======== BACAAN ========

Adalah tidak sah jual belinya orang yang
dipaksa/terpaksa (mukrah), kecuali bila dipaksa oleh hakim dengan alasan
yang benar. Contohnya, terpaksa menjual barang yang menjadi haknya untuk
melunasi utangnya sendiri. Maka, meskipun terpaksa dalam menjualnya
(kepepet), maka hukumnya adalah sah. Contoh lain, seorang hakim memaksa
agar orang membeli barang yang dirusaknya—membeli dalam rangka menebus atau
bertanggung jawab atas risiko dari ulahnya. Hukum jual beli semacam ini
hukumnya adalah boleh.

======== BARIS DATA ========

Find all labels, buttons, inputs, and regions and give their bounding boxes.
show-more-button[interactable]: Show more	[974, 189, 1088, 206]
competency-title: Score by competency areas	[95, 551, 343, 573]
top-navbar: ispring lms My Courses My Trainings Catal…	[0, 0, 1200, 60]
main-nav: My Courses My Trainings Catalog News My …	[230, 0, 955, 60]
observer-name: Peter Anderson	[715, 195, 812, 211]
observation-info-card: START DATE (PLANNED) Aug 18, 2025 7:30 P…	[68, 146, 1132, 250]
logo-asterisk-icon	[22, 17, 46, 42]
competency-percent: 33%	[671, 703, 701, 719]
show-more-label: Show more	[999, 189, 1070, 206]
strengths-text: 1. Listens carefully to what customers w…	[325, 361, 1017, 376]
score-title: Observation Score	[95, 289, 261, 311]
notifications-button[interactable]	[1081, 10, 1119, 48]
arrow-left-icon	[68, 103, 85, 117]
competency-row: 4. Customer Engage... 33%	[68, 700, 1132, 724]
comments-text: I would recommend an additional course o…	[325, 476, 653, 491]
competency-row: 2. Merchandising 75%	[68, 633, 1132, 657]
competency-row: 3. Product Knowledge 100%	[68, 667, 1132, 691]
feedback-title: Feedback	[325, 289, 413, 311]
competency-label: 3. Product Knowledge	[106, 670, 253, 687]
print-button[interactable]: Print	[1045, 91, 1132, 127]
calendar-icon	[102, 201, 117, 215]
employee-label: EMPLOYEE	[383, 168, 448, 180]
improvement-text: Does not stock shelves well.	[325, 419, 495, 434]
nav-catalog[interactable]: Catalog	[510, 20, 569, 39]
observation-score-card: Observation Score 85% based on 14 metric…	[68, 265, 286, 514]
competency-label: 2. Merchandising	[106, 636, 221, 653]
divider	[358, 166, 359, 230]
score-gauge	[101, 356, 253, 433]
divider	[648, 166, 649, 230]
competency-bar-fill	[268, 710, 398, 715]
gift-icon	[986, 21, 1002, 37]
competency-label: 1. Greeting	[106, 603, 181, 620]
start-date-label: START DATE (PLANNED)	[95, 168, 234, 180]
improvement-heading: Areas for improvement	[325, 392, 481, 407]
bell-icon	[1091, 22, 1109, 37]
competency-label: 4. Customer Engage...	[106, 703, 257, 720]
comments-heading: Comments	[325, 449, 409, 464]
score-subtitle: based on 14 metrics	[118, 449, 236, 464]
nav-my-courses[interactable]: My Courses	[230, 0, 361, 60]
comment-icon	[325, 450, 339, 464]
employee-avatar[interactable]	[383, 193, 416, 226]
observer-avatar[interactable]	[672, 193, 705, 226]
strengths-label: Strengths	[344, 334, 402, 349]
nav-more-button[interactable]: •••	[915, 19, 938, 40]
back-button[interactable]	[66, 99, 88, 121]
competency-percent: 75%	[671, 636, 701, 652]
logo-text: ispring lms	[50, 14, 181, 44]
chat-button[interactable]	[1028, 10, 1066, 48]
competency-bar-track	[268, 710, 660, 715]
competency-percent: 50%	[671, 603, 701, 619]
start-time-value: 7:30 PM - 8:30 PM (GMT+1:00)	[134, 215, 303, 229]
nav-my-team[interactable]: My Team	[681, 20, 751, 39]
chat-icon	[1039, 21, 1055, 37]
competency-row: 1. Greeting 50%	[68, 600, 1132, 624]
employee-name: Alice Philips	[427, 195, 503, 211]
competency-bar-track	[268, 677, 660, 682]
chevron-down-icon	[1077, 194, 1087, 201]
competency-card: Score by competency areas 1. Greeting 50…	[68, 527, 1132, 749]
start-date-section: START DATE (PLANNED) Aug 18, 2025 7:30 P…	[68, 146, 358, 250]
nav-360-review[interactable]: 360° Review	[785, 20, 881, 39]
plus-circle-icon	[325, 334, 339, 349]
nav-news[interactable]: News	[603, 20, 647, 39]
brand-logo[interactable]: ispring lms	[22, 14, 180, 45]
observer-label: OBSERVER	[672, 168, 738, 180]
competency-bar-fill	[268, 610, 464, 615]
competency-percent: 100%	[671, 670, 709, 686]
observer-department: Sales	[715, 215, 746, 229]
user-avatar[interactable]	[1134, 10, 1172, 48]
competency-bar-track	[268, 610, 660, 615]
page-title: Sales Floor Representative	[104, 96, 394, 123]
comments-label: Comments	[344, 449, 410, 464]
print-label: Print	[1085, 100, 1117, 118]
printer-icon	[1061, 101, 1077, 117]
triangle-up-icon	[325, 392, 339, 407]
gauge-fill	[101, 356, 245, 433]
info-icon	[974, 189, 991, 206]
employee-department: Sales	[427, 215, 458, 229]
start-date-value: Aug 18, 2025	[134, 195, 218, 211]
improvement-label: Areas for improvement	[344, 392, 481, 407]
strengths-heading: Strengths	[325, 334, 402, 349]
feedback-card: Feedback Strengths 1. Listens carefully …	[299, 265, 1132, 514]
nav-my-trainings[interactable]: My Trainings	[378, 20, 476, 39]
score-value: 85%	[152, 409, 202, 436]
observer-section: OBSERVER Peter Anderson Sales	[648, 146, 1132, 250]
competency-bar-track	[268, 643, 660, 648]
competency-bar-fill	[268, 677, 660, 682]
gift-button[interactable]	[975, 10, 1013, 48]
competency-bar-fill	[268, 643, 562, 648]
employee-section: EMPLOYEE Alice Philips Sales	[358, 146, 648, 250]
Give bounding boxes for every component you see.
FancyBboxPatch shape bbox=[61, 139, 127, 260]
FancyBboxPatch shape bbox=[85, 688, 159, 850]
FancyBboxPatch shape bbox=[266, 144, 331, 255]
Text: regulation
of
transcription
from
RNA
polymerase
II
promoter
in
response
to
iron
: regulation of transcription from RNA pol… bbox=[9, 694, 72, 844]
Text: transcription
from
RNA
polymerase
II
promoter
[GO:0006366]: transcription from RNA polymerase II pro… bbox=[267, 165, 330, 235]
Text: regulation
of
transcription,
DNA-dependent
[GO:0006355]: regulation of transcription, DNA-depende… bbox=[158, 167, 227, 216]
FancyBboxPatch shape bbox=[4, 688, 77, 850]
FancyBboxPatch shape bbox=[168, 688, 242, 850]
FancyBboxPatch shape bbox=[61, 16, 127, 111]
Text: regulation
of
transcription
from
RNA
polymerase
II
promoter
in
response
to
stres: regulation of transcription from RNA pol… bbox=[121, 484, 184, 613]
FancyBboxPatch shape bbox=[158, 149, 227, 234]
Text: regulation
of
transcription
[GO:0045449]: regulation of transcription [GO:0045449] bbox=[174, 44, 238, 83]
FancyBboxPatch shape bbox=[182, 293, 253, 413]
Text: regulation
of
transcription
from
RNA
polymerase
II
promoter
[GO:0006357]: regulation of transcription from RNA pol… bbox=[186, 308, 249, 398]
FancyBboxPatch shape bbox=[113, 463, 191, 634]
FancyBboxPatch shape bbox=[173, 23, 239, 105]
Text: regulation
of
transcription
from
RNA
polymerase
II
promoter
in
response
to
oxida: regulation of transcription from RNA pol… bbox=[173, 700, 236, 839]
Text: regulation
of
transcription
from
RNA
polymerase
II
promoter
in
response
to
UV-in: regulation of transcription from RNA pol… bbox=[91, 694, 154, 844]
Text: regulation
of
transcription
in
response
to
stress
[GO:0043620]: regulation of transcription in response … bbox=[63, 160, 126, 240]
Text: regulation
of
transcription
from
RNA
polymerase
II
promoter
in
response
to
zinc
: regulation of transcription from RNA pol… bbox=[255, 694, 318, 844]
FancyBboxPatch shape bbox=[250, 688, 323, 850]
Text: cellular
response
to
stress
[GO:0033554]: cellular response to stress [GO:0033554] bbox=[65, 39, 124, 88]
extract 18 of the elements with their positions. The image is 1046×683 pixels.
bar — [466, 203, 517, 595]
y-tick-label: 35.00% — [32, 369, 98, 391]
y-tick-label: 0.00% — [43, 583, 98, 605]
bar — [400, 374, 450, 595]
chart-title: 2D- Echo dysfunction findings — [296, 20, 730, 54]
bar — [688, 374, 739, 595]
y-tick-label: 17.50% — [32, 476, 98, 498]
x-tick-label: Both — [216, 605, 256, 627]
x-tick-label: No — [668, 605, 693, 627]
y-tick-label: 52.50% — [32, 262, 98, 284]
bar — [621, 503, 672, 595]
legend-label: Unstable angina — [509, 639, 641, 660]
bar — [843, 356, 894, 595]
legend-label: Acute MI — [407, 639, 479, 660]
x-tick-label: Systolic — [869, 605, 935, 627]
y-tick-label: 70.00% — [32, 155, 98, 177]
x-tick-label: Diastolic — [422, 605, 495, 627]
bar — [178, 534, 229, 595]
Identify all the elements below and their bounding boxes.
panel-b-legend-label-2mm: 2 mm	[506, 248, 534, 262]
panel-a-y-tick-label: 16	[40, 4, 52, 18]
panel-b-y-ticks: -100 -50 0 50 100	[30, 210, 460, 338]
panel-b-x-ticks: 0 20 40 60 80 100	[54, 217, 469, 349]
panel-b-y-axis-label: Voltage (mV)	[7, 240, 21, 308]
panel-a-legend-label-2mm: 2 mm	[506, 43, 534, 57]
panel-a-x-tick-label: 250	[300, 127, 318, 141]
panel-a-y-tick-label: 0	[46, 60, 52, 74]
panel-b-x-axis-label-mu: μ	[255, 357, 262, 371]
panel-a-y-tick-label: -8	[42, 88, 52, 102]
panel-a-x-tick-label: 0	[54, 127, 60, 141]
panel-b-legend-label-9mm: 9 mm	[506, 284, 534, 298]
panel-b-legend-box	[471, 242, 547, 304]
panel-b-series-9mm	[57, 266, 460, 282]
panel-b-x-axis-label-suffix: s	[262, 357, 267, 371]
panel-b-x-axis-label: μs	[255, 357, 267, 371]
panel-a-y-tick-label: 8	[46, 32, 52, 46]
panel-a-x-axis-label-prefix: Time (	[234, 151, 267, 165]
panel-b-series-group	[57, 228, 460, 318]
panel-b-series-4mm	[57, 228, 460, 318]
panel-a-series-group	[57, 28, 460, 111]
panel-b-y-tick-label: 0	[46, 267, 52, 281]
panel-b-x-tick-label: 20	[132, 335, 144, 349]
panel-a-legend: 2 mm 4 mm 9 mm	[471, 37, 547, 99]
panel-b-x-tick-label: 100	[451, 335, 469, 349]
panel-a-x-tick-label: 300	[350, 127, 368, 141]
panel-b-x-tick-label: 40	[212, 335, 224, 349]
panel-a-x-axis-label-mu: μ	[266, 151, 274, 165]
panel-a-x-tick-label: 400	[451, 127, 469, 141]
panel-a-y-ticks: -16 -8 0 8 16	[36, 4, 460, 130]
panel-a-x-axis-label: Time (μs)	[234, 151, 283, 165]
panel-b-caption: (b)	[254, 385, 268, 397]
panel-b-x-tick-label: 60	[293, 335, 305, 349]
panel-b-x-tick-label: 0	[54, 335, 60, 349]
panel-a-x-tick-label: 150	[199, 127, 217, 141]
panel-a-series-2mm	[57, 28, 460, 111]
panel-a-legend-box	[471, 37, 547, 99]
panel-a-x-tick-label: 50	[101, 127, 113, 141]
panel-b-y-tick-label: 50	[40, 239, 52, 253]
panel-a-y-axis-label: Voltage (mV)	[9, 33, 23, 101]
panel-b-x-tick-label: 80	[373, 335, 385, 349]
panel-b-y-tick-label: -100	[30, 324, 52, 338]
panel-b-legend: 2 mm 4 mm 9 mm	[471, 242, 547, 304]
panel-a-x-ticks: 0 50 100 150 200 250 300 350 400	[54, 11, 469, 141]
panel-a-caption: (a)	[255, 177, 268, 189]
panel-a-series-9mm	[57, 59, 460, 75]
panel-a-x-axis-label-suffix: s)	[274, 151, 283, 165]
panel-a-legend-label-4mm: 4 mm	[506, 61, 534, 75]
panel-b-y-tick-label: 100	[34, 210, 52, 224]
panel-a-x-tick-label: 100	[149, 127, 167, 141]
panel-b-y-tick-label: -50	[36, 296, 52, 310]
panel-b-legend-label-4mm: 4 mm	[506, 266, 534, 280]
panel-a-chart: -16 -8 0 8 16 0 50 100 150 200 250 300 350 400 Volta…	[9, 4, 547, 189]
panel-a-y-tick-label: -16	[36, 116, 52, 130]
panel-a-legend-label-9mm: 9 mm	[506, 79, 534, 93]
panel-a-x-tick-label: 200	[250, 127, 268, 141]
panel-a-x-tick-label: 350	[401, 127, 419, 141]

========

▶ [TUGAS ANDA]
a) Terjemahkan kalimat ini dari bacaan tentang jual beli orang yang terpaksa ke dalam bahasa Inggris: "Hukum jual beli semacam ini hukumnya adalah boleh."
b) Ulangi tanpa perubahan bagian bacaan tentang jual beli orang yang terpaksa, mulai dari "Adalah tidak sah" terus sampai "hukumnya adalah boleh.".
Listing di atas tidak perlu dipakai.

▶ [JAWABAN TIAP TUGAS]
a) The ruling on this kind of sale is that it is permissible.

b)
Adalah tidak sah jual belinya orang yang
dipaksa/terpaksa (mukrah), kecuali bila dipaksa oleh hakim dengan alasan
yang benar. Contohnya, terpaksa menjual barang yang menjadi haknya untuk
melunasi utangnya sendiri. Maka, meskipun terpaksa dalam menjualnya
(kepepet), maka hukumnya adalah sah. Contoh lain, seorang hakim memaksa
agar orang membeli barang yang dirusaknya—membeli dalam rangka menebus atau
bertanggung jawab atas risiko dari ulahnya. Hukum jual beli semacam ini
hukumnya adalah boleh.